::: Data listing :::

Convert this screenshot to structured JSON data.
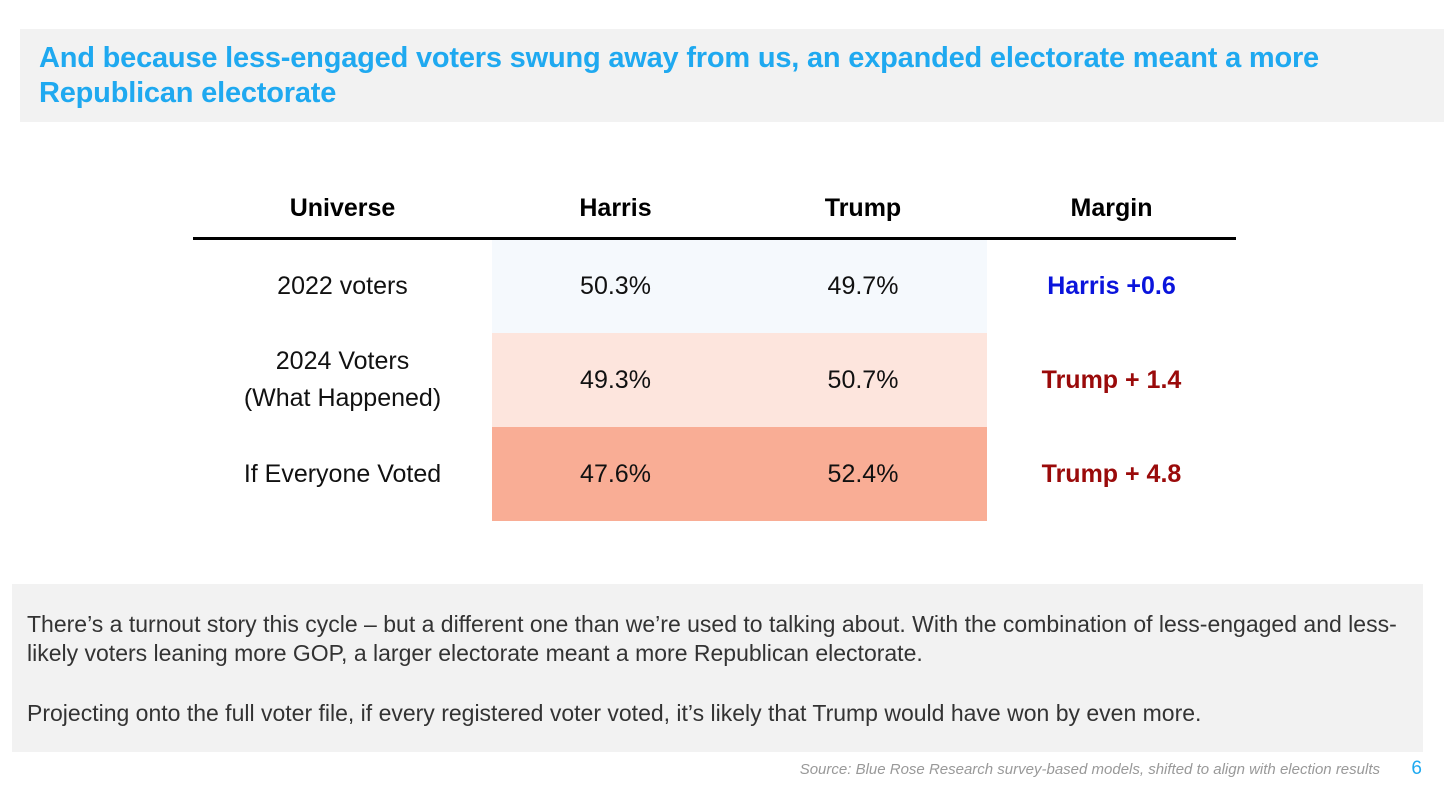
{
  "title": "And because less-engaged voters swung away from us, an expanded electorate meant a more Republican electorate",
  "table": {
    "headers": [
      "Universe",
      "Harris",
      "Trump",
      "Margin"
    ],
    "rows": [
      {
        "universe_line1": "2022 voters",
        "universe_line2": "",
        "harris": "50.3%",
        "trump": "49.7%",
        "margin": "Harris +0.6",
        "margin_color": "#0a14dc",
        "cell_color": "#f5f9fd"
      },
      {
        "universe_line1": "2024 Voters",
        "universe_line2": "(What Happened)",
        "harris": "49.3%",
        "trump": "50.7%",
        "margin": "Trump + 1.4",
        "margin_color": "#9a0a0a",
        "cell_color": "#fde5dd"
      },
      {
        "universe_line1": "If Everyone Voted",
        "universe_line2": "",
        "harris": "47.6%",
        "trump": "52.4%",
        "margin": "Trump + 4.8",
        "margin_color": "#9a0a0a",
        "cell_color": "#f9ad95"
      }
    ]
  },
  "footer": {
    "paragraph1": "There’s a turnout story this cycle – but a different one than we’re used to talking about. With the combination of less-engaged and less-likely voters leaning more GOP, a larger electorate meant a more Republican electorate.",
    "paragraph2": "Projecting onto the full voter file, if every registered voter voted, it’s likely that Trump would have won by even more."
  },
  "source": "Source: Blue Rose Research survey-based models, shifted to align with election results",
  "page_number": "6",
  "colors": {
    "accent": "#1fa9f0",
    "harris_blue": "#0a14dc",
    "trump_red": "#9a0a0a"
  }
}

:::

**Goal of the exercise:**
Reproduce all entries without any change, and omit the pictures.

**Response to this task:**
Convert this screenshot to structured JSON data.
{
  "title": "And because less-engaged voters swung away from us, an expanded electorate meant a more Republican electorate",
  "table": {
    "headers": [
      "Universe",
      "Harris",
      "Trump",
      "Margin"
    ],
    "rows": [
      {
        "universe_line1": "2022 voters",
        "universe_line2": "",
        "harris": "50.3%",
        "trump": "49.7%",
        "margin": "Harris +0.6",
        "margin_color": "#0a14dc",
        "cell_color": "#f5f9fd"
      },
      {
        "universe_line1": "2024 Voters",
        "universe_line2": "(What Happened)",
        "harris": "49.3%",
        "trump": "50.7%",
        "margin": "Trump + 1.4",
        "margin_color": "#9a0a0a",
        "cell_color": "#fde5dd"
      },
      {
        "universe_line1": "If Everyone Voted",
        "universe_line2": "",
        "harris": "47.6%",
        "trump": "52.4%",
        "margin": "Trump + 4.8",
        "margin_color": "#9a0a0a",
        "cell_color": "#f9ad95"
      }
    ]
  },
  "footer": {
    "paragraph1": "There’s a turnout story this cycle – but a different one than we’re used to talking about. With the combination of less-engaged and less-likely voters leaning more GOP, a larger electorate meant a more Republican electorate.",
    "paragraph2": "Projecting onto the full voter file, if every registered voter voted, it’s likely that Trump would have won by even more."
  },
  "source": "Source: Blue Rose Research survey-based models, shifted to align with election results",
  "page_number": "6",
  "colors": {
    "accent": "#1fa9f0",
    "harris_blue": "#0a14dc",
    "trump_red": "#9a0a0a"
  }
}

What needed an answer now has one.